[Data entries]
* Start *

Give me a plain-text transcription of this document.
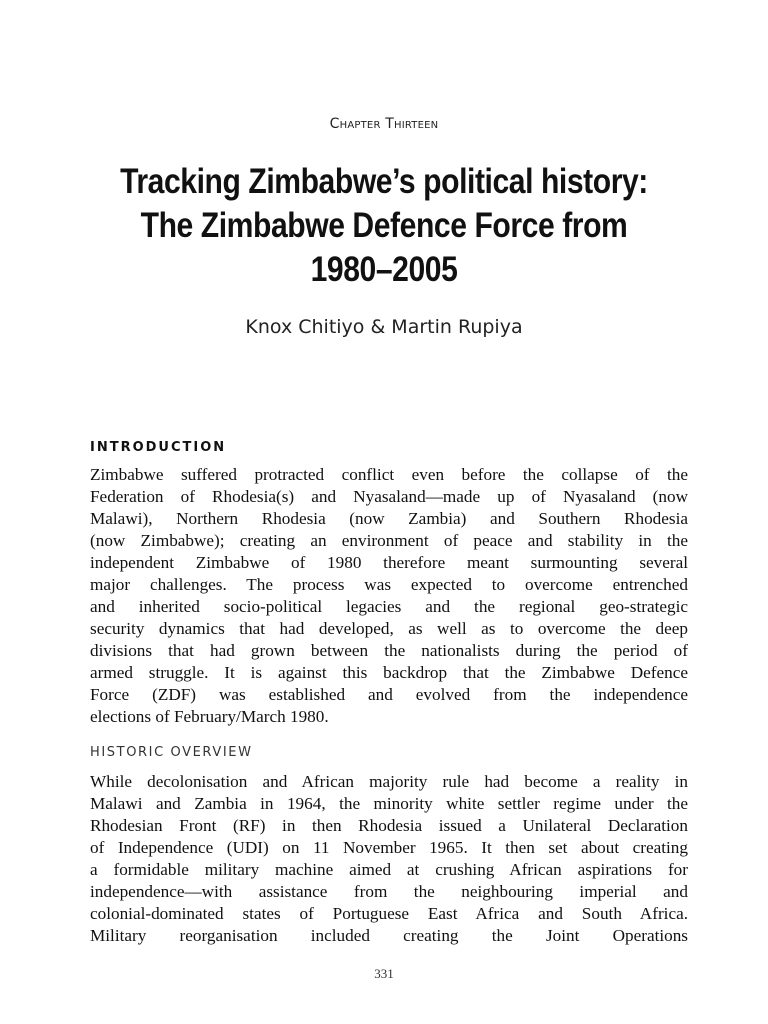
Chapter Thirteen
Tracking Zimbabwe’s political history:
The Zimbabwe Defence Force from
1980–2005
Knox Chitiyo & Martin Rupiya
INTRODUCTION
Zimbabwe suffered protracted conflict even before the collapse of the
Federation of Rhodesia(s) and Nyasaland—made up of Nyasaland (now
Malawi), Northern Rhodesia (now Zambia) and Southern Rhodesia
(now Zimbabwe); creating an environment of peace and stability in the
independent Zimbabwe of 1980 therefore meant surmounting several
major challenges. The process was expected to overcome entrenched
and inherited socio-political legacies and the regional geo-strategic
security dynamics that had developed, as well as to overcome the deep
divisions that had grown between the nationalists during the period of
armed struggle. It is against this backdrop that the Zimbabwe Defence
Force (ZDF) was established and evolved from the independence
elections of February/March 1980.
HISTORIC OVERVIEW
While decolonisation and African majority rule had become a reality in
Malawi and Zambia in 1964, the minority white settler regime under the
Rhodesian Front (RF) in then Rhodesia issued a Unilateral Declaration
of Independence (UDI) on 11 November 1965. It then set about creating
a formidable military machine aimed at crushing African aspirations for
independence—with assistance from the neighbouring imperial and
colonial-dominated states of Portuguese East Africa and South Africa.
Military reorganisation included creating the Joint Operations
331
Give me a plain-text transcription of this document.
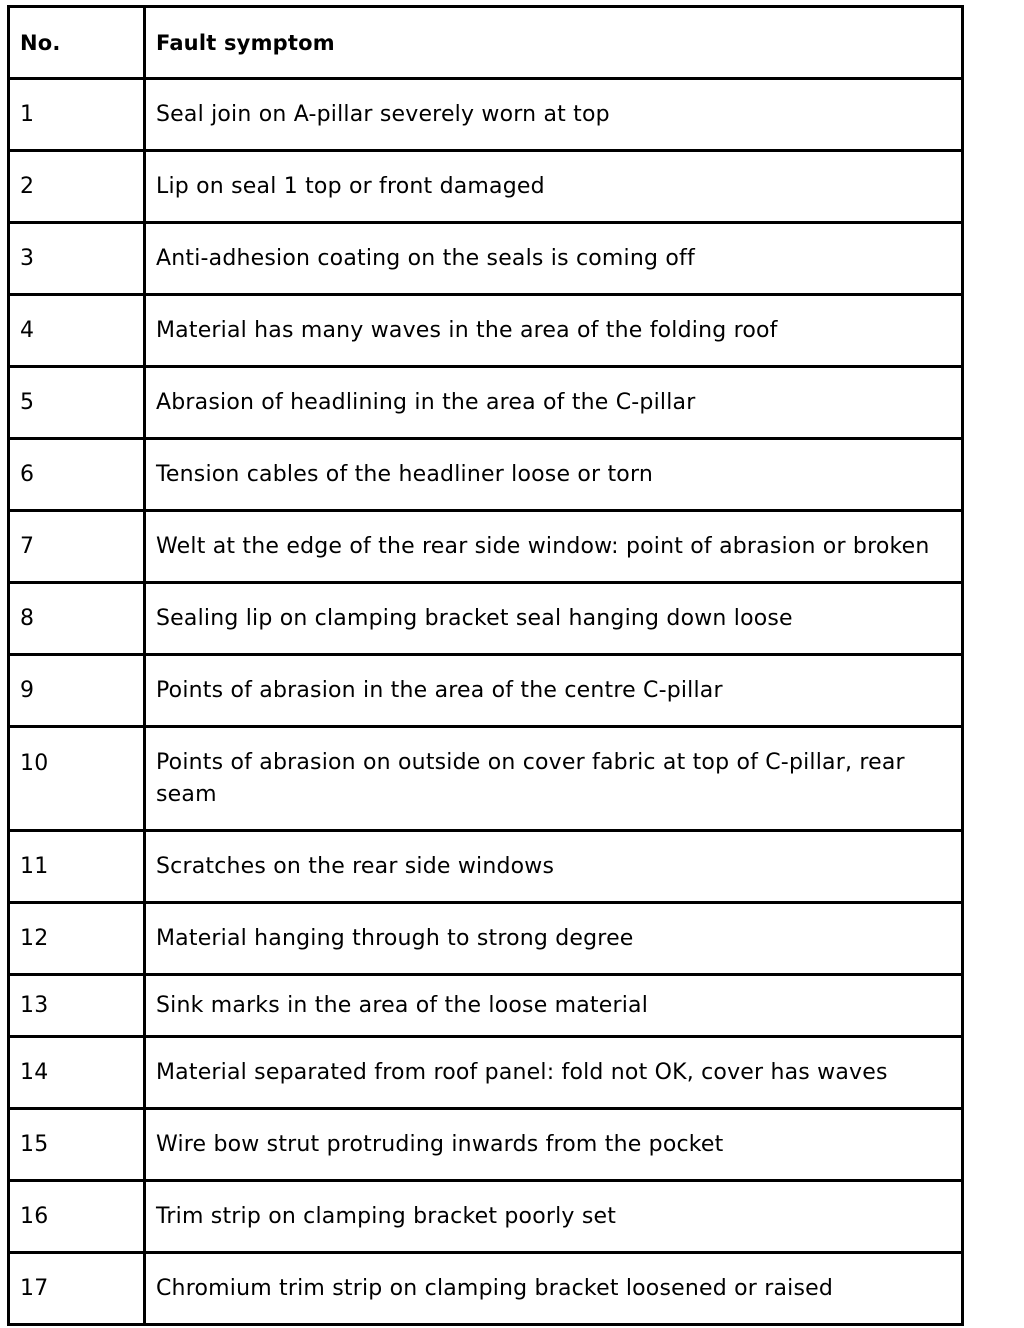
No.	Fault symptom
1	Seal join on A-pillar severely worn at top
2	Lip on seal 1 top or front damaged
3	Anti-adhesion coating on the seals is coming off
4	Material has many waves in the area of the folding roof
5	Abrasion of headlining in the area of the C-pillar
6	Tension cables of the headliner loose or torn
7	Welt at the edge of the rear side window: point of abrasion or broken
8	Sealing lip on clamping bracket seal hanging down loose
9	Points of abrasion in the area of the centre C-pillar
10	Points of abrasion on outside on cover fabric at top of C-pillar, rear seam
11	Scratches on the rear side windows
12	Material hanging through to strong degree
13	Sink marks in the area of the loose material
14	Material separated from roof panel: fold not OK, cover has waves
15	Wire bow strut protruding inwards from the pocket
16	Trim strip on clamping bracket poorly set
17	Chromium trim strip on clamping bracket loosened or raised
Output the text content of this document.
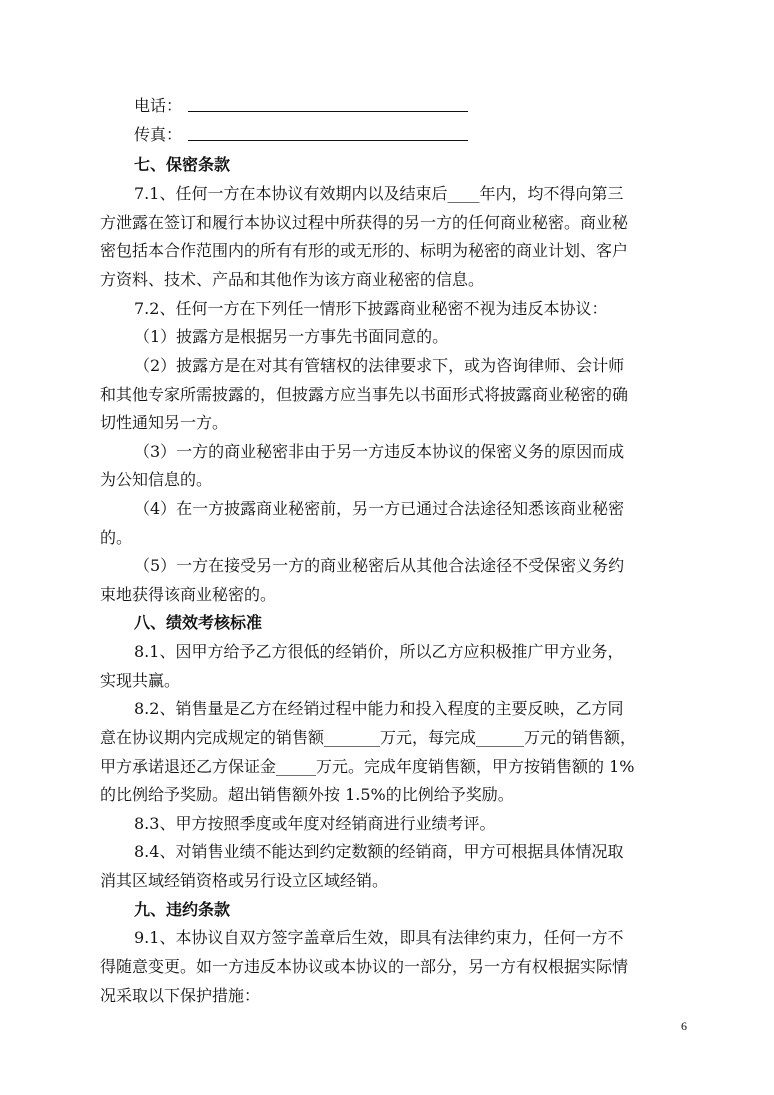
电话：
传真：
七、保密条款
7.1、任何一方在本协议有效期内以及结束后____年内，均不得向第三
方泄露在签订和履行本协议过程中所获得的另一方的任何商业秘密。商业秘
密包括本合作范围内的所有有形的或无形的、标明为秘密的商业计划、客户
方资料、技术、产品和其他作为该方商业秘密的信息。
7.2、任何一方在下列任一情形下披露商业秘密不视为违反本协议：
（1）披露方是根据另一方事先书面同意的。
（2）披露方是在对其有管辖权的法律要求下，或为咨询律师、会计师
和其他专家所需披露的，但披露方应当事先以书面形式将披露商业秘密的确
切性通知另一方。
（3）一方的商业秘密非由于另一方违反本协议的保密义务的原因而成
为公知信息的。
（4）在一方披露商业秘密前，另一方已通过合法途径知悉该商业秘密
的。
（5）一方在接受另一方的商业秘密后从其他合法途径不受保密义务约
束地获得该商业秘密的。
八、绩效考核标准
8.1、因甲方给予乙方很低的经销价，所以乙方应积极推广甲方业务，
实现共赢。
8.2、销售量是乙方在经销过程中能力和投入程度的主要反映，乙方同
意在协议期内完成规定的销售额_______万元，每完成______万元的销售额，
甲方承诺退还乙方保证金_____万元。完成年度销售额，甲方按销售额的 1%
的比例给予奖励。超出销售额外按 1.5%的比例给予奖励。
8.3、甲方按照季度或年度对经销商进行业绩考评。
8.4、对销售业绩不能达到约定数额的经销商，甲方可根据具体情况取
消其区域经销资格或另行设立区域经销。
九、违约条款
9.1、本协议自双方签字盖章后生效，即具有法律约束力，任何一方不
得随意变更。如一方违反本协议或本协议的一部分，另一方有权根据实际情
况采取以下保护措施：
6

* End *

* **EXERCISE AIM**: Restate the data above exactly, stripping out each image.

* **RESPONSE**:
Give me a plain-text transcription of this document.
Chapter Thirteen
Tracking Zimbabwe’s political history:
The Zimbabwe Defence Force from
1980–2005
Knox Chitiyo & Martin Rupiya
INTRODUCTION
Zimbabwe suffered protracted conflict even before the collapse of the
Federation of Rhodesia(s) and Nyasaland—made up of Nyasaland (now
Malawi), Northern Rhodesia (now Zambia) and Southern Rhodesia
(now Zimbabwe); creating an environment of peace and stability in the
independent Zimbabwe of 1980 therefore meant surmounting several
major challenges. The process was expected to overcome entrenched
and inherited socio-political legacies and the regional geo-strategic
security dynamics that had developed, as well as to overcome the deep
divisions that had grown between the nationalists during the period of
armed struggle. It is against this backdrop that the Zimbabwe Defence
Force (ZDF) was established and evolved from the independence
elections of February/March 1980.
HISTORIC OVERVIEW
While decolonisation and African majority rule had become a reality in
Malawi and Zambia in 1964, the minority white settler regime under the
Rhodesian Front (RF) in then Rhodesia issued a Unilateral Declaration
of Independence (UDI) on 11 November 1965. It then set about creating
a formidable military machine aimed at crushing African aspirations for
independence—with assistance from the neighbouring imperial and
colonial-dominated states of Portuguese East Africa and South Africa.
Military reorganisation included creating the Joint Operations
331
Give me a plain-text transcription of this document.
No.	Fault symptom
1	Seal join on A-pillar severely worn at top
2	Lip on seal 1 top or front damaged
3	Anti-adhesion coating on the seals is coming off
4	Material has many waves in the area of the folding roof
5	Abrasion of headlining in the area of the C-pillar
6	Tension cables of the headliner loose or torn
7	Welt at the edge of the rear side window: point of abrasion or broken
8	Sealing lip on clamping bracket seal hanging down loose
9	Points of abrasion in the area of the centre C-pillar
10	Points of abrasion on outside on cover fabric at top of C-pillar, rear seam
11	Scratches on the rear side windows
12	Material hanging through to strong degree
13	Sink marks in the area of the loose material
14	Material separated from roof panel: fold not OK, cover has waves
15	Wire bow strut protruding inwards from the pocket
16	Trim strip on clamping bracket poorly set
17	Chromium trim strip on clamping bracket loosened or raised
Output the text content of this document.
电话：
传真：
七、保密条款
7.1、任何一方在本协议有效期内以及结束后____年内，均不得向第三
方泄露在签订和履行本协议过程中所获得的另一方的任何商业秘密。商业秘
密包括本合作范围内的所有有形的或无形的、标明为秘密的商业计划、客户
方资料、技术、产品和其他作为该方商业秘密的信息。
7.2、任何一方在下列任一情形下披露商业秘密不视为违反本协议：
（1）披露方是根据另一方事先书面同意的。
（2）披露方是在对其有管辖权的法律要求下，或为咨询律师、会计师
和其他专家所需披露的，但披露方应当事先以书面形式将披露商业秘密的确
切性通知另一方。
（3）一方的商业秘密非由于另一方违反本协议的保密义务的原因而成
为公知信息的。
（4）在一方披露商业秘密前，另一方已通过合法途径知悉该商业秘密
的。
（5）一方在接受另一方的商业秘密后从其他合法途径不受保密义务约
束地获得该商业秘密的。
八、绩效考核标准
8.1、因甲方给予乙方很低的经销价，所以乙方应积极推广甲方业务，
实现共赢。
8.2、销售量是乙方在经销过程中能力和投入程度的主要反映，乙方同
意在协议期内完成规定的销售额_______万元，每完成______万元的销售额，
甲方承诺退还乙方保证金_____万元。完成年度销售额，甲方按销售额的 1%
的比例给予奖励。超出销售额外按 1.5%的比例给予奖励。
8.3、甲方按照季度或年度对经销商进行业绩考评。
8.4、对销售业绩不能达到约定数额的经销商，甲方可根据具体情况取
消其区域经销资格或另行设立区域经销。
九、违约条款
9.1、本协议自双方签字盖章后生效，即具有法律约束力，任何一方不
得随意变更。如一方违反本协议或本协议的一部分，另一方有权根据实际情
况采取以下保护措施：
6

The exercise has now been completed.